Your goal: Your task is to transcribe the data in full.

Supplied data:
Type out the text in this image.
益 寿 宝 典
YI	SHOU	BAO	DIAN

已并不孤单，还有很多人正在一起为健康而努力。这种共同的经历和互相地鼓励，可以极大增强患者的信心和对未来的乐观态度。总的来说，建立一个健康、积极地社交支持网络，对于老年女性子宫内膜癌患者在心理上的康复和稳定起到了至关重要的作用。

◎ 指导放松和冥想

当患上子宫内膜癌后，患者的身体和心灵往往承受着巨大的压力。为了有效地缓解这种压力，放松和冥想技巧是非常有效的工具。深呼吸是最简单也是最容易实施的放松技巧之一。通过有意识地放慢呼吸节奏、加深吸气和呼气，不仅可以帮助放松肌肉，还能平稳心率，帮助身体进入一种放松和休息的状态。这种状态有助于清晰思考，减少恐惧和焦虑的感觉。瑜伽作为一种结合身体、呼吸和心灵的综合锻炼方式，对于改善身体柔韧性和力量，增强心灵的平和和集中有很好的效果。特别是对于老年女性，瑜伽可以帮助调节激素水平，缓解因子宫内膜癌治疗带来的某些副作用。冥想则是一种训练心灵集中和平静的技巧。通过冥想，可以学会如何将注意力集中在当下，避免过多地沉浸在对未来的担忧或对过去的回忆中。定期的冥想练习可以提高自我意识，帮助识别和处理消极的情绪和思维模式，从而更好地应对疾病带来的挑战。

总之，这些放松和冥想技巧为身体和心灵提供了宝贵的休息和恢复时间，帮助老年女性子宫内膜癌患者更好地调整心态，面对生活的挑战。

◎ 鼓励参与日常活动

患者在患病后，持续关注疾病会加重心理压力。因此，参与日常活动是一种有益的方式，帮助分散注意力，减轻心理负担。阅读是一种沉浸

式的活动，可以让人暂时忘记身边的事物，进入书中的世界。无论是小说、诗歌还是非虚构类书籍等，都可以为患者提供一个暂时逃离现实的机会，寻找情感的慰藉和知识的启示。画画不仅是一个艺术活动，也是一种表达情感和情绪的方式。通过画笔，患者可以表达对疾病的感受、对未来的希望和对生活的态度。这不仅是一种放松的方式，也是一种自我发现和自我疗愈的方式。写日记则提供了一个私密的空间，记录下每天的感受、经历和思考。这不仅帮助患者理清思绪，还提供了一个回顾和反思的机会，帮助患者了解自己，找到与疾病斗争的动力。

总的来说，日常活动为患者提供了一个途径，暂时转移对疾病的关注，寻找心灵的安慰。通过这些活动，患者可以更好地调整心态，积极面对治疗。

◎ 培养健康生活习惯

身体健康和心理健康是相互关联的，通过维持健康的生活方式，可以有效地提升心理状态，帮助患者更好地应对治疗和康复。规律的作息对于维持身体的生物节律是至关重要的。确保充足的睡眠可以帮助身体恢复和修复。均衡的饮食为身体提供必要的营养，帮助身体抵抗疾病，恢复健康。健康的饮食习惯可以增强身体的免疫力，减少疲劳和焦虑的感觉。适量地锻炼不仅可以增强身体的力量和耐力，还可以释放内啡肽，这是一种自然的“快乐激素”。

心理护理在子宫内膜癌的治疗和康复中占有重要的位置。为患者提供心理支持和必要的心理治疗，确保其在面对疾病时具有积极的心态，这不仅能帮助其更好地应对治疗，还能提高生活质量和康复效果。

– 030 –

Output for this exercise:
Type out the text in this image.
益 寿 宝 典
YI	SHOU	BAO	DIAN

已并不孤单，还有很多人正在一起为健康而努力。这种共同的经历和互相地鼓励，可以极大增强患者的信心和对未来的乐观态度。总的来说，建立一个健康、积极地社交支持网络，对于老年女性子宫内膜癌患者在心理上的康复和稳定起到了至关重要的作用。

◎ 指导放松和冥想

当患上子宫内膜癌后，患者的身体和心灵往往承受着巨大的压力。为了有效地缓解这种压力，放松和冥想技巧是非常有效的工具。深呼吸是最简单也是最容易实施的放松技巧之一。通过有意识地放慢呼吸节奏、加深吸气和呼气，不仅可以帮助放松肌肉，还能平稳心率，帮助身体进入一种放松和休息的状态。这种状态有助于清晰思考，减少恐惧和焦虑的感觉。瑜伽作为一种结合身体、呼吸和心灵的综合锻炼方式，对于改善身体柔韧性和力量，增强心灵的平和和集中有很好的效果。特别是对于老年女性，瑜伽可以帮助调节激素水平，缓解因子宫内膜癌治疗带来的某些副作用。冥想则是一种训练心灵集中和平静的技巧。通过冥想，可以学会如何将注意力集中在当下，避免过多地沉浸在对未来的担忧或对过去的回忆中。定期的冥想练习可以提高自我意识，帮助识别和处理消极的情绪和思维模式，从而更好地应对疾病带来的挑战。

总之，这些放松和冥想技巧为身体和心灵提供了宝贵的休息和恢复时间，帮助老年女性子宫内膜癌患者更好地调整心态，面对生活的挑战。

◎ 鼓励参与日常活动

患者在患病后，持续关注疾病会加重心理压力。因此，参与日常活动是一种有益的方式，帮助分散注意力，减轻心理负担。阅读是一种沉浸

式的活动，可以让人暂时忘记身边的事物，进入书中的世界。无论是小说、诗歌还是非虚构类书籍等，都可以为患者提供一个暂时逃离现实的机会，寻找情感的慰藉和知识的启示。画画不仅是一个艺术活动，也是一种表达情感和情绪的方式。通过画笔，患者可以表达对疾病的感受、对未来的希望和对生活的态度。这不仅是一种放松的方式，也是一种自我发现和自我疗愈的方式。写日记则提供了一个私密的空间，记录下每天的感受、经历和思考。这不仅帮助患者理清思绪，还提供了一个回顾和反思的机会，帮助患者了解自己，找到与疾病斗争的动力。

总的来说，日常活动为患者提供了一个途径，暂时转移对疾病的关注，寻找心灵的安慰。通过这些活动，患者可以更好地调整心态，积极面对治疗。

◎ 培养健康生活习惯

身体健康和心理健康是相互关联的，通过维持健康的生活方式，可以有效地提升心理状态，帮助患者更好地应对治疗和康复。规律的作息对于维持身体的生物节律是至关重要的。确保充足的睡眠可以帮助身体恢复和修复。均衡的饮食为身体提供必要的营养，帮助身体抵抗疾病，恢复健康。健康的饮食习惯可以增强身体的免疫力，减少疲劳和焦虑的感觉。适量地锻炼不仅可以增强身体的力量和耐力，还可以释放内啡肽，这是一种自然的“快乐激素”。

心理护理在子宫内膜癌的治疗和康复中占有重要的位置。为患者提供心理支持和必要的心理治疗，确保其在面对疾病时具有积极的心态，这不仅能帮助其更好地应对治疗，还能提高生活质量和康复效果。

– 030 –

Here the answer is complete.